§ DATASET CONTENT:
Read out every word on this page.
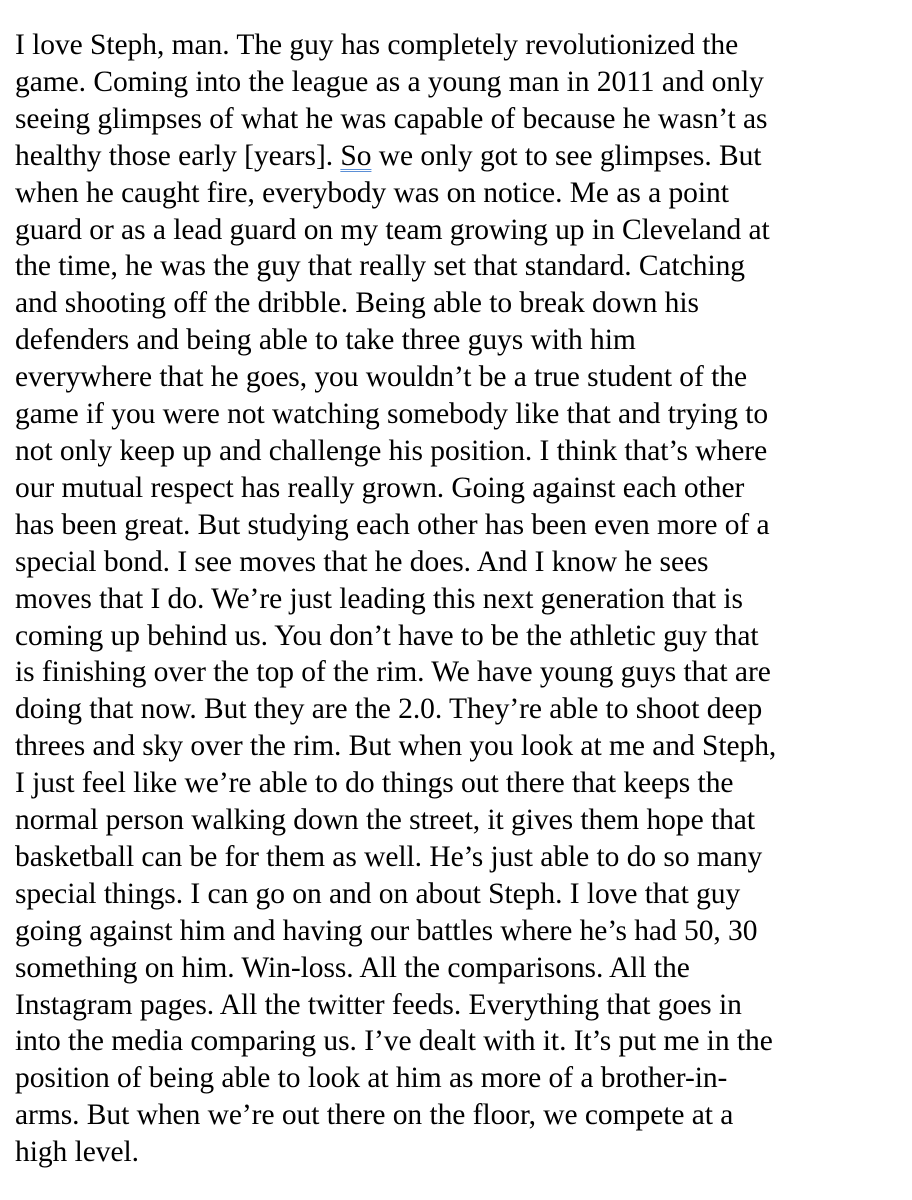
I love Steph, man. The guy has completely revolutionized the
game. Coming into the league as a young man in 2011 and only
seeing glimpses of what he was capable of because he wasn’t as
healthy those early [years]. So we only got to see glimpses. But
when he caught fire, everybody was on notice. Me as a point
guard or as a lead guard on my team growing up in Cleveland at
the time, he was the guy that really set that standard. Catching
and shooting off the dribble. Being able to break down his
defenders and being able to take three guys with him
everywhere that he goes, you wouldn’t be a true student of the
game if you were not watching somebody like that and trying to
not only keep up and challenge his position. I think that’s where
our mutual respect has really grown. Going against each other
has been great. But studying each other has been even more of a
special bond. I see moves that he does. And I know he sees
moves that I do. We’re just leading this next generation that is
coming up behind us. You don’t have to be the athletic guy that
is finishing over the top of the rim. We have young guys that are
doing that now. But they are the 2.0. They’re able to shoot deep
threes and sky over the rim. But when you look at me and Steph,
I just feel like we’re able to do things out there that keeps the
normal person walking down the street, it gives them hope that
basketball can be for them as well. He’s just able to do so many
special things. I can go on and on about Steph. I love that guy
going against him and having our battles where he’s had 50, 30
something on him. Win-loss. All the comparisons. All the
Instagram pages. All the twitter feeds. Everything that goes in
into the media comparing us. I’ve dealt with it. It’s put me in the
position of being able to look at him as more of a brother-in-
arms. But when we’re out there on the floor, we compete at a
high level.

§ WHAT YOU NEED TO DO:
Quote all of the entries word for word, omitting any pictures.

§ RESULT FOR THIS TASK:
Read out every word on this page.
I love Steph, man. The guy has completely revolutionized the
game. Coming into the league as a young man in 2011 and only
seeing glimpses of what he was capable of because he wasn’t as
healthy those early [years]. So we only got to see glimpses. But
when he caught fire, everybody was on notice. Me as a point
guard or as a lead guard on my team growing up in Cleveland at
the time, he was the guy that really set that standard. Catching
and shooting off the dribble. Being able to break down his
defenders and being able to take three guys with him
everywhere that he goes, you wouldn’t be a true student of the
game if you were not watching somebody like that and trying to
not only keep up and challenge his position. I think that’s where
our mutual respect has really grown. Going against each other
has been great. But studying each other has been even more of a
special bond. I see moves that he does. And I know he sees
moves that I do. We’re just leading this next generation that is
coming up behind us. You don’t have to be the athletic guy that
is finishing over the top of the rim. We have young guys that are
doing that now. But they are the 2.0. They’re able to shoot deep
threes and sky over the rim. But when you look at me and Steph,
I just feel like we’re able to do things out there that keeps the
normal person walking down the street, it gives them hope that
basketball can be for them as well. He’s just able to do so many
special things. I can go on and on about Steph. I love that guy
going against him and having our battles where he’s had 50, 30
something on him. Win-loss. All the comparisons. All the
Instagram pages. All the twitter feeds. Everything that goes in
into the media comparing us. I’ve dealt with it. It’s put me in the
position of being able to look at him as more of a brother-in-
arms. But when we’re out there on the floor, we compete at a
high level.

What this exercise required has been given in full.